▶ Given entries:

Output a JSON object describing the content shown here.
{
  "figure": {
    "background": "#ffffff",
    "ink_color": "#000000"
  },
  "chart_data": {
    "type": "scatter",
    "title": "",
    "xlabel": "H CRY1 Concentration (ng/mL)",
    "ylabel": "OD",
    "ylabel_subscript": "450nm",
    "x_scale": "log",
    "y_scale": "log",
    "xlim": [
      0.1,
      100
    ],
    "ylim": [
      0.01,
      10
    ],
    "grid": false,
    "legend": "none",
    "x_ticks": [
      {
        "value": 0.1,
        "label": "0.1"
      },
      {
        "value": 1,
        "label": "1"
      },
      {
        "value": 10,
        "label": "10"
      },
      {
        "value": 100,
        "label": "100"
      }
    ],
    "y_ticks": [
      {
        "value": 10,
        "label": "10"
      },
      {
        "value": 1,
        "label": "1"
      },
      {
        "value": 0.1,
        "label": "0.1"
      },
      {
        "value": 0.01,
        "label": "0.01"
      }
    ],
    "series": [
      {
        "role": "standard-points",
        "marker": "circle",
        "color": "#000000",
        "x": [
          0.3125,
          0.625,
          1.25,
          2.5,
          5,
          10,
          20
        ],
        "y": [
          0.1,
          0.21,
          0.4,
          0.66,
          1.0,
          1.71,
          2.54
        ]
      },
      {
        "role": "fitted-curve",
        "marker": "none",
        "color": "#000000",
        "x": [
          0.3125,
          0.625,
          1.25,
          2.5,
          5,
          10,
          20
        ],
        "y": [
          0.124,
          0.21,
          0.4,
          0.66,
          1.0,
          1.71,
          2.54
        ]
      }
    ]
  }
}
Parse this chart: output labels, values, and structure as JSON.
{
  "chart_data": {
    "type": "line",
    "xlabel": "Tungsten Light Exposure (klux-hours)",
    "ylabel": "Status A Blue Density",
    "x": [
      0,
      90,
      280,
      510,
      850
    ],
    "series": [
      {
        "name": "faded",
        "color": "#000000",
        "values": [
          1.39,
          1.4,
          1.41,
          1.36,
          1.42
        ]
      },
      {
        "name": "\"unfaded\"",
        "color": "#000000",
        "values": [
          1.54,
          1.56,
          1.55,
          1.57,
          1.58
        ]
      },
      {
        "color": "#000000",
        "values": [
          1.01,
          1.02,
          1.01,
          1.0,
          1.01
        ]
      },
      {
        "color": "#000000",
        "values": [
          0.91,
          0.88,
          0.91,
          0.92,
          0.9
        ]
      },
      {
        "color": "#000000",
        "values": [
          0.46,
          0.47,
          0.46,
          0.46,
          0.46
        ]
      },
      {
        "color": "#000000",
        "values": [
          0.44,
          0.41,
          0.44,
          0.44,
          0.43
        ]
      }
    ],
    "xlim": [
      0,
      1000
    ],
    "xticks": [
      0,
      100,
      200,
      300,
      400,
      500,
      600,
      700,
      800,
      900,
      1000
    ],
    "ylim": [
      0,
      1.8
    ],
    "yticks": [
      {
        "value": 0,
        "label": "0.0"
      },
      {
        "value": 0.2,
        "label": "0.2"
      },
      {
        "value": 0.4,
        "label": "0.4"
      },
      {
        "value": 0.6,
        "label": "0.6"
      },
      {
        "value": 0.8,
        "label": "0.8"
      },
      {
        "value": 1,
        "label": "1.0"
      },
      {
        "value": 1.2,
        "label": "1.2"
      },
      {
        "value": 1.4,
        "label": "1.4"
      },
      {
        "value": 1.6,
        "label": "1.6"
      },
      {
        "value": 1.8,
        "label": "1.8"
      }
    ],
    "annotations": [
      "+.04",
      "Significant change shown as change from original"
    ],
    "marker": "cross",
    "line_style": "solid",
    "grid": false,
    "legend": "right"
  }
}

▶ Task objective: Extract the complete listing above, reproducing each line exactly.

▶ Final result:
Output a JSON object describing the content shown here.
{
  "figure": {
    "background": "#ffffff",
    "ink_color": "#000000"
  },
  "chart_data": {
    "type": "scatter",
    "title": "",
    "xlabel": "H CRY1 Concentration (ng/mL)",
    "ylabel": "OD",
    "ylabel_subscript": "450nm",
    "x_scale": "log",
    "y_scale": "log",
    "xlim": [
      0.1,
      100
    ],
    "ylim": [
      0.01,
      10
    ],
    "grid": false,
    "legend": "none",
    "x_ticks": [
      {
        "value": 0.1,
        "label": "0.1"
      },
      {
        "value": 1,
        "label": "1"
      },
      {
        "value": 10,
        "label": "10"
      },
      {
        "value": 100,
        "label": "100"
      }
    ],
    "y_ticks": [
      {
        "value": 10,
        "label": "10"
      },
      {
        "value": 1,
        "label": "1"
      },
      {
        "value": 0.1,
        "label": "0.1"
      },
      {
        "value": 0.01,
        "label": "0.01"
      }
    ],
    "series": [
      {
        "role": "standard-points",
        "marker": "circle",
        "color": "#000000",
        "x": [
          0.3125,
          0.625,
          1.25,
          2.5,
          5,
          10,
          20
        ],
        "y": [
          0.1,
          0.21,
          0.4,
          0.66,
          1.0,
          1.71,
          2.54
        ]
      },
      {
        "role": "fitted-curve",
        "marker": "none",
        "color": "#000000",
        "x": [
          0.3125,
          0.625,
          1.25,
          2.5,
          5,
          10,
          20
        ],
        "y": [
          0.124,
          0.21,
          0.4,
          0.66,
          1.0,
          1.71,
          2.54
        ]
      }
    ]
  }
}
Parse this chart: output labels, values, and structure as JSON.
{
  "chart_data": {
    "type": "line",
    "xlabel": "Tungsten Light Exposure (klux-hours)",
    "ylabel": "Status A Blue Density",
    "x": [
      0,
      90,
      280,
      510,
      850
    ],
    "series": [
      {
        "name": "faded",
        "color": "#000000",
        "values": [
          1.39,
          1.4,
          1.41,
          1.36,
          1.42
        ]
      },
      {
        "name": "\"unfaded\"",
        "color": "#000000",
        "values": [
          1.54,
          1.56,
          1.55,
          1.57,
          1.58
        ]
      },
      {
        "color": "#000000",
        "values": [
          1.01,
          1.02,
          1.01,
          1.0,
          1.01
        ]
      },
      {
        "color": "#000000",
        "values": [
          0.91,
          0.88,
          0.91,
          0.92,
          0.9
        ]
      },
      {
        "color": "#000000",
        "values": [
          0.46,
          0.47,
          0.46,
          0.46,
          0.46
        ]
      },
      {
        "color": "#000000",
        "values": [
          0.44,
          0.41,
          0.44,
          0.44,
          0.43
        ]
      }
    ],
    "xlim": [
      0,
      1000
    ],
    "xticks": [
      0,
      100,
      200,
      300,
      400,
      500,
      600,
      700,
      800,
      900,
      1000
    ],
    "ylim": [
      0,
      1.8
    ],
    "yticks": [
      {
        "value": 0,
        "label": "0.0"
      },
      {
        "value": 0.2,
        "label": "0.2"
      },
      {
        "value": 0.4,
        "label": "0.4"
      },
      {
        "value": 0.6,
        "label": "0.6"
      },
      {
        "value": 0.8,
        "label": "0.8"
      },
      {
        "value": 1,
        "label": "1.0"
      },
      {
        "value": 1.2,
        "label": "1.2"
      },
      {
        "value": 1.4,
        "label": "1.4"
      },
      {
        "value": 1.6,
        "label": "1.6"
      },
      {
        "value": 1.8,
        "label": "1.8"
      }
    ],
    "annotations": [
      "+.04",
      "Significant change shown as change from original"
    ],
    "marker": "cross",
    "line_style": "solid",
    "grid": false,
    "legend": "right"
  }
}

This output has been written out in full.